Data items

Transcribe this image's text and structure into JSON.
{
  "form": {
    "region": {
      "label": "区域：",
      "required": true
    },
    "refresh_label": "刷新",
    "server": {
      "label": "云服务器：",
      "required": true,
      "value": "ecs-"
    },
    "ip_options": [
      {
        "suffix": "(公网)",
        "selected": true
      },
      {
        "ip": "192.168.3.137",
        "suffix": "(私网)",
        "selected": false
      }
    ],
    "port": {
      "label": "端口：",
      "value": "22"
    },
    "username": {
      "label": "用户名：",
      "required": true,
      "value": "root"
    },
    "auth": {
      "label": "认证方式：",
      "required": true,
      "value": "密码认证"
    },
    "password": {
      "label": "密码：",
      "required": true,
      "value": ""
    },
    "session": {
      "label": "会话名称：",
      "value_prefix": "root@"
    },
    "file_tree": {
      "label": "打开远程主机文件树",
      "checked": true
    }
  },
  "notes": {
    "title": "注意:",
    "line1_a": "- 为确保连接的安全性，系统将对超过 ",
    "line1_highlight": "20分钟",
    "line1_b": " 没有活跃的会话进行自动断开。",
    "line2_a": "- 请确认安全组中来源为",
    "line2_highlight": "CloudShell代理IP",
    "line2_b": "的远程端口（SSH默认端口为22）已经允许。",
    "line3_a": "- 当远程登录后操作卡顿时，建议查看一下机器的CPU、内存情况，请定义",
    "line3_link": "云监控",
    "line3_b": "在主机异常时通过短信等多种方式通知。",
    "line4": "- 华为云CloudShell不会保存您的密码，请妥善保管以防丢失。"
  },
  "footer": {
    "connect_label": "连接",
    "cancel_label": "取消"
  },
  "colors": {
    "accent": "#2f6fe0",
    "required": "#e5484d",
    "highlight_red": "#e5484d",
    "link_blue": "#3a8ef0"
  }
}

● **WHAT IS BEING ASKED**
Your task is to return the full listing exactly as it was given.

● **COMPLETE OUTPUT**
Transcribe this image's text and structure into JSON.
{
  "form": {
    "region": {
      "label": "区域：",
      "required": true
    },
    "refresh_label": "刷新",
    "server": {
      "label": "云服务器：",
      "required": true,
      "value": "ecs-"
    },
    "ip_options": [
      {
        "suffix": "(公网)",
        "selected": true
      },
      {
        "ip": "192.168.3.137",
        "suffix": "(私网)",
        "selected": false
      }
    ],
    "port": {
      "label": "端口：",
      "value": "22"
    },
    "username": {
      "label": "用户名：",
      "required": true,
      "value": "root"
    },
    "auth": {
      "label": "认证方式：",
      "required": true,
      "value": "密码认证"
    },
    "password": {
      "label": "密码：",
      "required": true,
      "value": ""
    },
    "session": {
      "label": "会话名称：",
      "value_prefix": "root@"
    },
    "file_tree": {
      "label": "打开远程主机文件树",
      "checked": true
    }
  },
  "notes": {
    "title": "注意:",
    "line1_a": "- 为确保连接的安全性，系统将对超过 ",
    "line1_highlight": "20分钟",
    "line1_b": " 没有活跃的会话进行自动断开。",
    "line2_a": "- 请确认安全组中来源为",
    "line2_highlight": "CloudShell代理IP",
    "line2_b": "的远程端口（SSH默认端口为22）已经允许。",
    "line3_a": "- 当远程登录后操作卡顿时，建议查看一下机器的CPU、内存情况，请定义",
    "line3_link": "云监控",
    "line3_b": "在主机异常时通过短信等多种方式通知。",
    "line4": "- 华为云CloudShell不会保存您的密码，请妥善保管以防丢失。"
  },
  "footer": {
    "connect_label": "连接",
    "cancel_label": "取消"
  },
  "colors": {
    "accent": "#2f6fe0",
    "required": "#e5484d",
    "highlight_red": "#e5484d",
    "link_blue": "#3a8ef0"
  }
}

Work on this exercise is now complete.